— Start of GIVEN ENTRIES —

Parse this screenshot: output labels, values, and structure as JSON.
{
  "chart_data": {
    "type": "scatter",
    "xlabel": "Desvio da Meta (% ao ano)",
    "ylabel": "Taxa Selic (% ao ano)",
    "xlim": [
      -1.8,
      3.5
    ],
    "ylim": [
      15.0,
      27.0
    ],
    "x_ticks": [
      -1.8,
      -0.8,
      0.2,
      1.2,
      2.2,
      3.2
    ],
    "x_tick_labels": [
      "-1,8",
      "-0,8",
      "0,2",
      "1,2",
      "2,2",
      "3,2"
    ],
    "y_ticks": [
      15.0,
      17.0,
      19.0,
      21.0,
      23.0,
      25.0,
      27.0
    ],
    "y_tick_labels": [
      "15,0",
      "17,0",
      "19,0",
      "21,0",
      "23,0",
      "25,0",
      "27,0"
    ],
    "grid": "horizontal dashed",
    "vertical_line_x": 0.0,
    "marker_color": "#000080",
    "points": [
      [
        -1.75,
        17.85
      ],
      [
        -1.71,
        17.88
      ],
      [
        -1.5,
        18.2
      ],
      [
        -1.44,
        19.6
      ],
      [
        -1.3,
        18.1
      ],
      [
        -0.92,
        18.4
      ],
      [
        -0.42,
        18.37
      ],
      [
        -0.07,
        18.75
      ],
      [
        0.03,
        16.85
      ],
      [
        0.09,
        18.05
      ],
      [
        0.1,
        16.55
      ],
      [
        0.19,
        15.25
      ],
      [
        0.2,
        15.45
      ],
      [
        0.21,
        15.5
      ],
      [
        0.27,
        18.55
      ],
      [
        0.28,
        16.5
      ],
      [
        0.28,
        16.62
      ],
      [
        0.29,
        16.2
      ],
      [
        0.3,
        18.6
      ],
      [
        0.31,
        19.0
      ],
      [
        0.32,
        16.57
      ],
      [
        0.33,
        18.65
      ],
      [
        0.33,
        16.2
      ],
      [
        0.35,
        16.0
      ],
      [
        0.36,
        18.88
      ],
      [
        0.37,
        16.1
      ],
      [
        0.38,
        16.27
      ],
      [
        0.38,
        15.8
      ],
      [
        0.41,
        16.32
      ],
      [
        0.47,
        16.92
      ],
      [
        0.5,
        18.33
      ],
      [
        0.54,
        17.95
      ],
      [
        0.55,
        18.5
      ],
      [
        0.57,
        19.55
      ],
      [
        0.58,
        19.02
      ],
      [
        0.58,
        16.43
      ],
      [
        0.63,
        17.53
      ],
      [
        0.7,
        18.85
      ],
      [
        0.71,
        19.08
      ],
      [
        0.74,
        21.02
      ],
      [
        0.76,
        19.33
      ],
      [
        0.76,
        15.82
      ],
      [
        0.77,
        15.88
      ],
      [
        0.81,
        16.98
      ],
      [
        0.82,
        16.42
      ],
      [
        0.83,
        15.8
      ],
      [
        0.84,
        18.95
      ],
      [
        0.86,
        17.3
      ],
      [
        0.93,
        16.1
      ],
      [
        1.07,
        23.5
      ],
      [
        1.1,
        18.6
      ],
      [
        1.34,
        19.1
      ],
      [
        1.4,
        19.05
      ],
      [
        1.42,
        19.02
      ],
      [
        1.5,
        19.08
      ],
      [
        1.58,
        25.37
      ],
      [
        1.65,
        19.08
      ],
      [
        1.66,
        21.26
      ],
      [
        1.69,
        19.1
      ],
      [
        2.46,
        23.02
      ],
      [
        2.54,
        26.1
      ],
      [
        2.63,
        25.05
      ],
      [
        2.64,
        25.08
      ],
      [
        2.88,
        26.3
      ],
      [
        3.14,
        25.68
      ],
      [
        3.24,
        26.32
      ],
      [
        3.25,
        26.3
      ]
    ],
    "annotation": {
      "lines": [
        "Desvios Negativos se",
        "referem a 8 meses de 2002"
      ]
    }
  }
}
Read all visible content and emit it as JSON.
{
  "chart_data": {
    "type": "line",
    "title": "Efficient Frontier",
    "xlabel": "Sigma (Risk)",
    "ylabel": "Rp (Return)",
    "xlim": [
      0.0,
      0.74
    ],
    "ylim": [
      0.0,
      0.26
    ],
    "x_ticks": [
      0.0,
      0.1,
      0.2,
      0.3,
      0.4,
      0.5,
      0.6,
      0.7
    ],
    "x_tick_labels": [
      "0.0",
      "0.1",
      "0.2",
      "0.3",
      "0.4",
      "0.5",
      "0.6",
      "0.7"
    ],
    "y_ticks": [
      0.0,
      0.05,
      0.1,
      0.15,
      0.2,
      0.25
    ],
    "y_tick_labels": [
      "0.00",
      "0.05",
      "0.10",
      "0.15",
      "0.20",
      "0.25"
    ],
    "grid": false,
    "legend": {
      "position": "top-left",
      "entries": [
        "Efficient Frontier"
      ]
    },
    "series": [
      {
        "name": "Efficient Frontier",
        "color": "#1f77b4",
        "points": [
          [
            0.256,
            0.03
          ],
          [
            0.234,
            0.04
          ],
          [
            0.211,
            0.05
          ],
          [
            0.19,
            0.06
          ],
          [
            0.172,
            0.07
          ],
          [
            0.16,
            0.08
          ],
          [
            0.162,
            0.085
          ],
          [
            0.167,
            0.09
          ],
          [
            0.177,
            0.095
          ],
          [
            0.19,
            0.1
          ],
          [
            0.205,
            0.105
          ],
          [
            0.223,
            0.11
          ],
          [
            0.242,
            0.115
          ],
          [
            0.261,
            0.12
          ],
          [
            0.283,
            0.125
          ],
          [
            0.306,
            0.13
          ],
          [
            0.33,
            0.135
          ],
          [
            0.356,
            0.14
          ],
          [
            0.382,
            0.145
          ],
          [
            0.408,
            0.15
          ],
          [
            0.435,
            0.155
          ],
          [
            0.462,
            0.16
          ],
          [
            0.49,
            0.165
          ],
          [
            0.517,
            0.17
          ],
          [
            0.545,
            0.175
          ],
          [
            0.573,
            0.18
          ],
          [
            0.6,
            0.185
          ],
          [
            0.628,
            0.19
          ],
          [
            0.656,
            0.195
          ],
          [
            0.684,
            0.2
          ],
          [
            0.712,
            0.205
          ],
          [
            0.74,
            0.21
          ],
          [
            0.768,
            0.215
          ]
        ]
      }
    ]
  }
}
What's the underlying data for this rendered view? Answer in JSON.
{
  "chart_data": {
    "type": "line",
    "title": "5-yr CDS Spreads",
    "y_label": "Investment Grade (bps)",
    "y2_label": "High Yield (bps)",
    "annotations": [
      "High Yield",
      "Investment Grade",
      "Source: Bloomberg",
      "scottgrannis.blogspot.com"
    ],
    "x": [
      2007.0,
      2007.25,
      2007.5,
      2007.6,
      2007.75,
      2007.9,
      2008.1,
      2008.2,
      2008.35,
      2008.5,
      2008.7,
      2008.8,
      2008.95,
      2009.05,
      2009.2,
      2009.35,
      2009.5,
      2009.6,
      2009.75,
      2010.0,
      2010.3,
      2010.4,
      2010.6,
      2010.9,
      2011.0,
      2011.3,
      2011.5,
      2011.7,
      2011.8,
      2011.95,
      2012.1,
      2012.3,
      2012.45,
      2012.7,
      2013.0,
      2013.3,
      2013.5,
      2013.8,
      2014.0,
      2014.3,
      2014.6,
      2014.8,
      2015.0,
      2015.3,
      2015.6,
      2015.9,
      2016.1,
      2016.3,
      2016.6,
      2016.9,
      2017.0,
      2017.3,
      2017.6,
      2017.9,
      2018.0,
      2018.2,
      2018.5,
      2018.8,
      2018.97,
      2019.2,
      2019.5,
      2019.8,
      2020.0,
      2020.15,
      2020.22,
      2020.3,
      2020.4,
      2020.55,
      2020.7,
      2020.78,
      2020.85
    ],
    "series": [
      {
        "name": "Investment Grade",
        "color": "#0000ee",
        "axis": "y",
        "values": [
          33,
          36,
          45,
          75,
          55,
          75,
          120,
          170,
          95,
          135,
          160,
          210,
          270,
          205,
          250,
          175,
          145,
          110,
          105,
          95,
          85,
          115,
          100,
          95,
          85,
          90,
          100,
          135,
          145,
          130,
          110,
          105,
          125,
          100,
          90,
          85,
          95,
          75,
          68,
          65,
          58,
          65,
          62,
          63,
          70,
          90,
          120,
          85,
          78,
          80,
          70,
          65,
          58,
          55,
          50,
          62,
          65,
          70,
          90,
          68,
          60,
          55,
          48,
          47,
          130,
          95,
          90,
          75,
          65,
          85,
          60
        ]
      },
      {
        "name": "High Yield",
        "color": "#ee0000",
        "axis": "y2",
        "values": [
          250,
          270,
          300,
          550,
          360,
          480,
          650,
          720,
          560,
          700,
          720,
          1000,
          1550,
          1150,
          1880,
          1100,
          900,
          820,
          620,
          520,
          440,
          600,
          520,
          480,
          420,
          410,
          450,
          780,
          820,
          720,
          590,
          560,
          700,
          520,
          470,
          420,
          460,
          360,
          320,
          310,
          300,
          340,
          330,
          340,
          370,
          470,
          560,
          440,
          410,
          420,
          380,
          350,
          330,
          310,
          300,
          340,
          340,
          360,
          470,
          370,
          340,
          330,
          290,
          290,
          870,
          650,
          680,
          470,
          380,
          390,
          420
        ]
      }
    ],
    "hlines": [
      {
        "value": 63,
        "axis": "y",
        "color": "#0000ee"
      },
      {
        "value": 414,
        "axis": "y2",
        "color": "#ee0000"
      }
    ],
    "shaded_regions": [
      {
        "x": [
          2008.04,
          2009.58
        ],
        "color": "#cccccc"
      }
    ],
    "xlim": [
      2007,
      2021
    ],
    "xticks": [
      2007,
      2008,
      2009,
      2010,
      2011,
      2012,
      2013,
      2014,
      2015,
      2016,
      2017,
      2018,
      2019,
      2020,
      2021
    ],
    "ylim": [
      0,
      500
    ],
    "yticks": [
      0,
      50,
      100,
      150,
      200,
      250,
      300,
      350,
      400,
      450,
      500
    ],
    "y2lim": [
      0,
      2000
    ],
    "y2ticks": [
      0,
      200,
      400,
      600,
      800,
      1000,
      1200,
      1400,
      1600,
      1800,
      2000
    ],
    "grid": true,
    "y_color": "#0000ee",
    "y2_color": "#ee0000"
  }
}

— End of GIVEN ENTRIES —

**WRITTEN REQUEST**
Tally the lines in this data that hold the word "name" and state only the count.

**SOLUTION TO THIS EXERCISE**
3